-- Start of DATASET CONTENT --

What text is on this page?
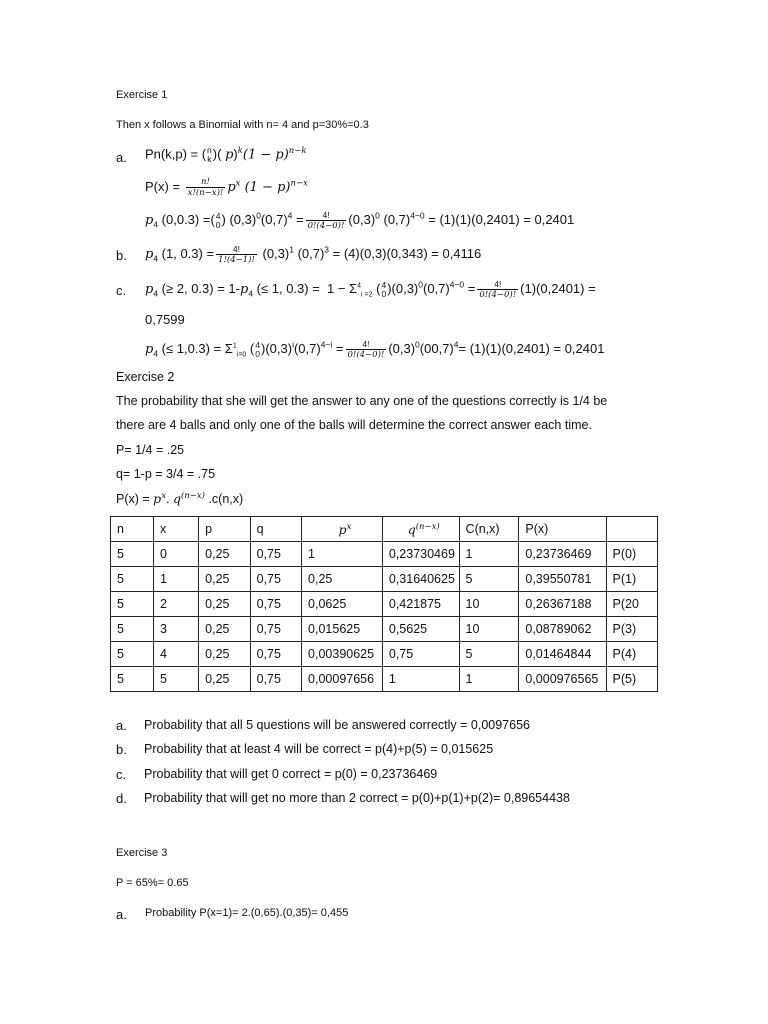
Exercise 1
Then x follows a Binomial with n= 4 and p=30%=0.3
a. Pn(k,p) = ( n
k )( $p)^k(1 - p)^{n-k}$
$P(x) = \frac{n!}{x!(n-x)!} p^x$ $(1 - p)^{n-x}$
$p_4$ (0,0.3) =( 4
0 ) $(0,3)^0(0,7)^4 = \frac{4!}{0!(4-0)!} (0,3)^0$ $(0,7)^{4-0} = (1)(1)(0,2401) = 0,2401$
b. $p_4$ (1, $0.3) = \frac{4!}{1!(4-1)!} (0,3)^1$ $(0,7)^3 = (4)(0,3)(0,343) = 0,4116$
c. $p_4$ (≥ 2, $0.3) = 1-p_4$ (≤ 1, $0.3) = 1 - \Sigma^4_{i =2}$ ( 4
0 )$(0,3)^0(0,7)^{4-0} = \frac{4!}{0!(4-0)!} (1)(0,2401)$ =
0,7599
$p_4$ (≤ $1,0.3) = \Sigma^1_{i=0}$ ( 4
0 )$(0,3)^i(0,7)^{4-i} = \frac{4!}{0!(4-0)!} (0,3)^0(00,7)^4= (1)(1)(0,2401) = 0,2401$
Exercise 2
The probability that she will get the answer to any one of the questions correctly is 1/4 be
there are 4 balls and only one of the balls will determine the correct answer each time.
P= 1/4 = .25
q= 1-p = 3/4 = .75
$P(x) = p^x$. $q^{(n-x)}$ .c(n,x)
n	x	p	q	$p^x$	$q^{(n-x)}$	C(n,x)	P(x)	
5	0	0,25	0,75	1	0,23730469	1	0,23736469	P(0)
5	1	0,25	0,75	0,25	0,31640625	5	0,39550781	P(1)
5	2	0,25	0,75	0,0625	0,421875	10	0,26367188	P(20
5	3	0,25	0,75	0,015625	0,5625	10	0,08789062	P(3)
5	4	0,25	0,75	0,00390625	0,75	5	0,01464844	P(4)
5	5	0,25	0,75	0,00097656	1	1	0,000976565	P(5)
a. Probability that all 5 questions will be answered correctly = 0,0097656
b. Probability that at least 4 will be correct = p(4)+p(5) = 0,015625
c. Probability that will get 0 correct = p(0) = 0,23736469
d. Probability that will get no more than 2 correct = p(0)+p(1)+p(2)= 0,89654438
Exercise 3
P = 65%= 0.65
a. Probability P(x=1)= 2.(0,65).(0,35)= 0,455
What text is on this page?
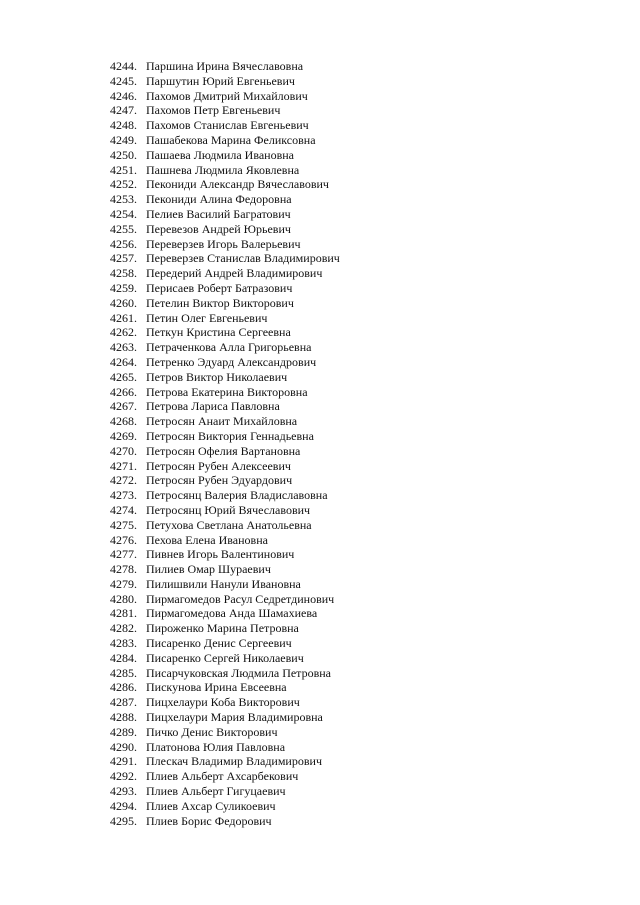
4244. Паршина Ирина Вячеславовна
4245. Паршутин Юрий Евгеньевич
4246. Пахомов Дмитрий Михайлович
4247. Пахомов Петр Евгеньевич
4248. Пахомов Станислав Евгеньевич
4249. Пашабекова Марина Феликсовна
4250. Пашаева Людмила Ивановна
4251. Пашнева Людмила Яковлевна
4252. Пекониди Александр Вячеславович
4253. Пекониди Алина Федоровна
4254. Пелиев Василий Багратович
4255. Перевезов Андрей Юрьевич
4256. Переверзев Игорь Валерьевич
4257. Переверзев Станислав Владимирович
4258. Передерий Андрей Владимирович
4259. Перисаев Роберт Батразович
4260. Петелин Виктор Викторович
4261. Петин Олег Евгеньевич
4262. Петкун Кристина Сергеевна
4263. Петраченкова Алла Григорьевна
4264. Петренко Эдуард Александрович
4265. Петров Виктор Николаевич
4266. Петрова Екатерина Викторовна
4267. Петрова Лариса Павловна
4268. Петросян Анаит Михайловна
4269. Петросян Виктория Геннадьевна
4270. Петросян Офелия Вартановна
4271. Петросян Рубен Алексеевич
4272. Петросян Рубен Эдуардович
4273. Петросянц Валерия Владиславовна
4274. Петросянц Юрий Вячеславович
4275. Петухова Светлана Анатольевна
4276. Пехова Елена Ивановна
4277. Пивнев Игорь Валентинович
4278. Пилиев Омар Шураевич
4279. Пилишвили Нанули Ивановна
4280. Пирмагомедов Расул Седретдинович
4281. Пирмагомедова Анда Шамахиева
4282. Пироженко Марина Петровна
4283. Писаренко Денис Сергеевич
4284. Писаренко Сергей Николаевич
4285. Писарчуковская Людмила Петровна
4286. Пискунова Ирина Евсеевна
4287. Пицхелаури Коба Викторович
4288. Пицхелаури Мария Владимировна
4289. Пичко Денис Викторович
4290. Платонова Юлия Павловна
4291. Плескач Владимир Владимирович
4292. Плиев Альберт Ахсарбекович
4293. Плиев Альберт Гигуцаевич
4294. Плиев Ахсар Суликоевич
4295. Плиев Борис Федорович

-- End of DATASET CONTENT --

> [GIVEN TASK] Of all the lines in the listing above, how many include "Павловна"? Write only the number.

> [FINISHED TASK] 2